---------- Text excerpt

WILLIAM BOND. I am a constable, attending the Theatre. The prisoner was given in my charge; he was well dressed - the pocket-book was cut, I found a small knife on him.
(Property produced and sworn to.)
Prisoner’s Defence. Mr. Thomas seized me so violent, it would make any one struggle. I deny being guilty.
GUILTY . Aged 20.
Transported for Life .
Second Middlesex Jury, before Mr. Common Sergeant.

The following story was published in The Australian (Sydney) 17 Feb 1829, but it appeared in the English papers the previous year in the Cambridge Chronicle, 5 Sept 1828.

The history of James Hawkins, who was a few days ago sent to Botany Bay for life, is one of the most singular we have lately heard of. He had been one of the best fighters in this kingdom, and was well known in the pugilistic ring, in which, it was said, he was able for any of what are technically called ‘the light -weights,’ with the exception of Curtis. His spirit was excessively bold, and he was so remarkable for that feeling which we call “honour amongst thieves,” that the associates from whom his habits of robbing compelled him to separate, would have done everything in their power to save him from an ignominious punishment. Six or seven years ago he was transported for picking pockets at one of the theatres.

--------------------
---------- Data provided

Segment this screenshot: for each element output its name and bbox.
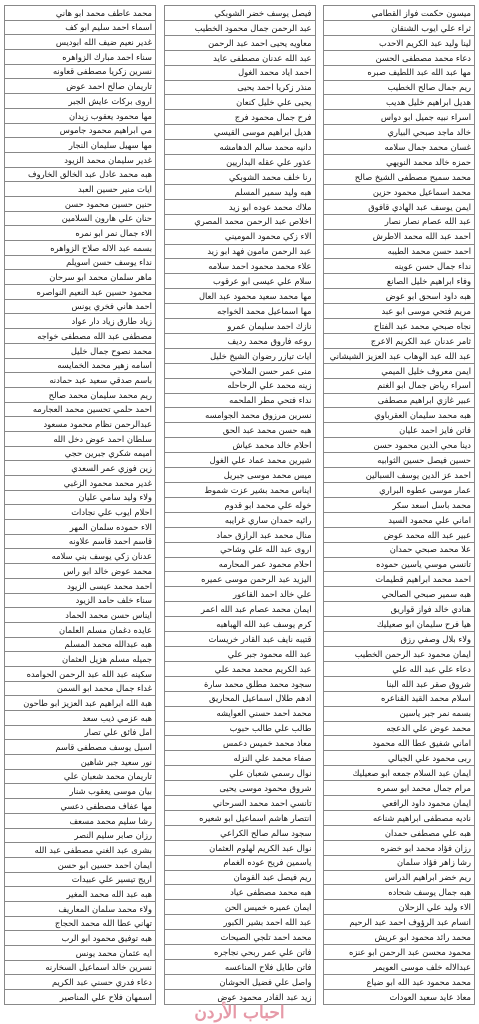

--------------------

## Your goal
Copy the trial report and James Hawkins passage above in full, word for word.

## Task result
WILLIAM BOND. I am a constable, attending the Theatre. The prisoner was given in my charge; he was well dressed - the pocket-book was cut, I found a small knife on him.
(Property produced and sworn to.)
Prisoner’s Defence. Mr. Thomas seized me so violent, it would make any one struggle. I deny being guilty.
GUILTY . Aged 20.
Transported for Life .
Second Middlesex Jury, before Mr. Common Sergeant.

The following story was published in The Australian (Sydney) 17 Feb 1829, but it appeared in the English papers the previous year in the Cambridge Chronicle, 5 Sept 1828.

The history of James Hawkins, who was a few days ago sent to Botany Bay for life, is one of the most singular we have lately heard of. He had been one of the best fighters in this kingdom, and was well known in the pugilistic ring, in which, it was said, he was able for any of what are technically called ‘the light -weights,’ with the exception of Curtis. His spirit was excessively bold, and he was so remarkable for that feeling which we call “honour amongst thieves,” that the associates from whom his habits of robbing compelled him to separate, would have done everything in their power to save him from an ignominious punishment. Six or seven years ago he was transported for picking pockets at one of the theatres.